Ramage reported to Enterprise in Noumea in February 1943. After qualifying to land on a carrier in Noumea in April 1943, he was assigned to Bombing Squadron Ten (VB-10), one of the carrier's two dive bomber squadrons flying the Douglas SBD Dauntless as its executive officer. Shortly afterwards, Enterprise returned to Pearl Harbor for overhaul, and Ramage returned to the United States with his wife. The squadrons of Carrier Air Group 10, of which VB-10 was a part, were reequipped with new aircraft, with VB-10 receiving new SBD-5s to replace its older SBD-3 models. Air Group 10 returned to Hawaii in November 1943, and the whole group qualified for night operation, making two night landings on Enterprise in January 1944. Ramage saw his first combat in the Battle of Kwajalein in January 1944, and participated in the attack on Truk in February and landings at Hollandia in April. He became commander of VB-10 in March.

On the evening of 20 June 1944, during the Battle of the Philippine Sea, Ramage led 12 Dauntlesses, 12 Grumman F6F Hellcats and 5 Grumman TBF Avenger torpedo bombers from Enterprise in the maximum-range attack against the Japanese fleet. He later recalled:
Shortly, our strike group was picked up by the Japanese combat air patrol. Cawley informed me that there were several Zeros on our port quarter, high. Each time they would commence a run on the base element, our Air Group Commander, "Killer" Kane, would nose into them with his F6Fs. The Japanese would break off the attack. They had decided to wait until our most vulnerable time, the point of roll into the attack. At that time the bomber and torpedo formation integrity would be broken as each pilot made his dive. Bombing Squadron Ten did not dive from an echelon. Rather, during the high speed run-in, the wingman gradually drifted back until the division leader rolled in. This preserved the "V" formation for as long as possible, permitting the gunners to concentrate on an attack from the rear from either side. It was standard procedure for the low fighter cover to strafe ahead of the base element, and the high cover to strafe behind. The fighters would proceed to the rendezvous point to provide cover for the aircraft of the base element as they rejoined and formed a defensive formation.

The Japanese fleet was easy to locate; there were black AA puffs over a wide area – also some colored detonations. Soon, I could make out two carriers below and to port. It was just as we had been briefed. I took the closest carrier and Bangs' division took the second carrier in the middle task group. Eason's torpedo planes split between the two. The TBFs carried four 500-lb general purpose bombs, while the SBDs each carried one 1000-lb bomb: half general purpose and half semi armor piercing.

◆ **Records supplied**:

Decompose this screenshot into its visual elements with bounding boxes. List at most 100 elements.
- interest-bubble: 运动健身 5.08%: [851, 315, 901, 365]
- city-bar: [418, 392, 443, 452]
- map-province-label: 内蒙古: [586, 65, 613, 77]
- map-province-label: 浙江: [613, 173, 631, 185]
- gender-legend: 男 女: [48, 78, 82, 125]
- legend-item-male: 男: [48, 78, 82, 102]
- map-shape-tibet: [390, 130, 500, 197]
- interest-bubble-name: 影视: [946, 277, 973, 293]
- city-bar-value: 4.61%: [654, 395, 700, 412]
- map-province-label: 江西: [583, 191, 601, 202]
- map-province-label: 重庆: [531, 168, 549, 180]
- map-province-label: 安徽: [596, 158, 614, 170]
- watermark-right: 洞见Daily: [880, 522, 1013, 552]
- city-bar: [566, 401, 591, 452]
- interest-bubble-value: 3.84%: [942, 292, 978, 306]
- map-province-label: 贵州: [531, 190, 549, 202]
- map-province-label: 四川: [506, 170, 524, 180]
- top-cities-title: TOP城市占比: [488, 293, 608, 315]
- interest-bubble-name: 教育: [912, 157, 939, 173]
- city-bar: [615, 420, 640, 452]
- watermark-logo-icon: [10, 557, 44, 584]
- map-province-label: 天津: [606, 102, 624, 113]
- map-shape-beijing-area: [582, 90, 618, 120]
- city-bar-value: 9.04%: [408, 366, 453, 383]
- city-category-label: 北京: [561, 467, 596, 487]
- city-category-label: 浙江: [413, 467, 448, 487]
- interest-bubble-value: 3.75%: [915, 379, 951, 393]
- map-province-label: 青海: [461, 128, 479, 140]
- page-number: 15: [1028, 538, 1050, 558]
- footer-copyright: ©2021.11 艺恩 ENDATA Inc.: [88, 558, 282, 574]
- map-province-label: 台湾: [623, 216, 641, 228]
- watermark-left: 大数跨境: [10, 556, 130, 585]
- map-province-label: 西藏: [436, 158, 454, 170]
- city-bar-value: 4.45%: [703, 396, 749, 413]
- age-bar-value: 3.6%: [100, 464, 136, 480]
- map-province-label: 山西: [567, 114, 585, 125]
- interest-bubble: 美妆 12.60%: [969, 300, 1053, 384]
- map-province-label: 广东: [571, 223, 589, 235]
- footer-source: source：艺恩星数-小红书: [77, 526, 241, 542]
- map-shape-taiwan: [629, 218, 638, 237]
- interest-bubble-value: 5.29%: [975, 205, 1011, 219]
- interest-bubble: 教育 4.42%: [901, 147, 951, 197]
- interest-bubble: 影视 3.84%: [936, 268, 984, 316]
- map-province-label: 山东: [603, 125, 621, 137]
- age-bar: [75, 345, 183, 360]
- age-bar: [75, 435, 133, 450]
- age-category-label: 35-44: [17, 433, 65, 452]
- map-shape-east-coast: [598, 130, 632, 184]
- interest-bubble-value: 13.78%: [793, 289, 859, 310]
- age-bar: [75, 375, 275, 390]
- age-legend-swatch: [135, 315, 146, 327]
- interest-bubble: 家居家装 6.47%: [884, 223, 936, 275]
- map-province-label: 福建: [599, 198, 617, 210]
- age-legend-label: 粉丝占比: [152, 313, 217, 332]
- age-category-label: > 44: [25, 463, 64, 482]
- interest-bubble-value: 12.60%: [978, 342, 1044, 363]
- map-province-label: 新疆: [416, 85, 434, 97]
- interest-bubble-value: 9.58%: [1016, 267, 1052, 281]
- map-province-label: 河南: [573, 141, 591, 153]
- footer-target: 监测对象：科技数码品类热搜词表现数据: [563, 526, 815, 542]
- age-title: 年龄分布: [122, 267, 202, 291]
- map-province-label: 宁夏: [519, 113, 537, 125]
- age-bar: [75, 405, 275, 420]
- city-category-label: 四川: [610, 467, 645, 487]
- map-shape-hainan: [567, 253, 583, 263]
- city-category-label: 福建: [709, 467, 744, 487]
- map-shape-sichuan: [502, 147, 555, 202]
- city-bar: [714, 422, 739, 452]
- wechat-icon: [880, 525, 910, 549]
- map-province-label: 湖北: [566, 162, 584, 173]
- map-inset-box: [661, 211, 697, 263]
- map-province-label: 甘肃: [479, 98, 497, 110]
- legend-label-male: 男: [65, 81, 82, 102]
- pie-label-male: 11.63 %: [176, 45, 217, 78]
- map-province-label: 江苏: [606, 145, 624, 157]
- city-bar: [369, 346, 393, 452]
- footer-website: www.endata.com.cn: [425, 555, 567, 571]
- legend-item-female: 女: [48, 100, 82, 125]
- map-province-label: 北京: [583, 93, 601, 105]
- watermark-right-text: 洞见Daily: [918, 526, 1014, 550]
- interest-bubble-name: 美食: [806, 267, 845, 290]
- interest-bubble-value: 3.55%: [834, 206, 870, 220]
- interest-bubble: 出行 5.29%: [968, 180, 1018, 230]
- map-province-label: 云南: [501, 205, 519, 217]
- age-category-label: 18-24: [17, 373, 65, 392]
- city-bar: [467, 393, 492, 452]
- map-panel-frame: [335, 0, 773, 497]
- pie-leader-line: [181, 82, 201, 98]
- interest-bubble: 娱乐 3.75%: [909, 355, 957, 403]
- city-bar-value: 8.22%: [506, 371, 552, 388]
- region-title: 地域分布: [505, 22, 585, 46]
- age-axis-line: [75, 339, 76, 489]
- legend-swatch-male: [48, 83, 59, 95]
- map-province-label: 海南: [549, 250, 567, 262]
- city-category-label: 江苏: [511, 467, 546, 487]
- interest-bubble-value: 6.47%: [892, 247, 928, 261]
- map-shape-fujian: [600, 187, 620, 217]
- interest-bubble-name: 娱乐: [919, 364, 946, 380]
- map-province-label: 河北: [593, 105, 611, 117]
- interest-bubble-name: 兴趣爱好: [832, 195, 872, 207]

◆ **Parts of the exercise**:
**a.** Can you turn the paragraph beginning "Ramage reported to Enterprise" in the passage about Ramage into a short bulleted list that keeps its main facts?
**b.** Could you carry on the passage about Ramage from the point where it stops?
The rows come from a separate source.

◆ **Answer list**:
**a.**
- Reported to Enterprise in Noumea in February 1943.
- Qualified for carrier landings in Noumea in April 1943 and became executive officer of Bombing Squadron Ten (VB-10), one of the carrier's two SBD Dauntless dive bomber squadrons.
- Returned to the United States with his wife while Enterprise went back to Pearl Harbor for overhaul.
- VB-10, part of Carrier Air Group 10, received new SBD-5s to replace its older SBD-3s.
- Air Group 10 returned to Hawaii in November 1943 and qualified for night operations, making two night landings on Enterprise in January 1944.
- Saw his first combat at Kwajalein in January 1944, then took part in the attack on Truk in February and the Hollandia landings in April.
- Became commander of VB-10 in March.

**b.**
As I rolled in, I had a fine view of the carrier. I split my dive brakes at about 10,000 feet. Shortly thereafter I could hear Cawley's twin thirties chattering; then I looked over to the right and within five feet of me, passing below, was a Zero. The dive brakes had thrown him off aim. My dive was a good, standard 70° attack. At about 5000 feet I opened up with my two 50-caliber machine guns. The tracers were going directly into the forward elevator. The carrier was steaming into the wind. Allowing for the wind and target motion, I moved the piper to just ahead of the bow of the carrier, and released at 1800 feet.

My First Division plus Van Eason's five TBMs dove on Ryuho. Bang's six plane division, upon sighting a third carrier, split into two sections with Bang's diving on Hiyo and Grubiss' section attacking Junyo. There is still doubt about which section hit which carrier. All three carriers in CarDiv Two were covered. None returned to battle during the war. Hiyo was sunk, and the damaged Junyo and Ryuho were broken up two years after the war in a Japanese shipyard. You will note that other U.S. squadrons registered hits on Carrier Division 2 as well.

I pulled out, easing down to about 300 feet and was immediately taken under fire by all sorts of ships – battleships, cruisers, and destroyers. Cawley yelled into his mike, "Skipper, look back. She's burning from asshole to appetite!" About that time there was so much stuff being thrown up at us that I just couldn't look back. Cawley then began telling me to climb or descend, depending on where the AA was aimed. We pulled out to the eastward. As soon as I was clear of the Japanese outer screen, I started a gentle turn to the left. It was about 1930 and beginning to get dark. I shortly had six of my birds, then three more. Several Zeros were about to make a run on us, but Kane's fighters shot down four or five. After three orbits, I knew that we'd have to start back to the task force. As I gave the hand signal indicating that we were squared away on our return course, we began to pick up all sorts of stragglers. As soon as they picked up our heading they added throttle and left us. They weren't going to get stuck with the SBD's 150-knot cruise speed.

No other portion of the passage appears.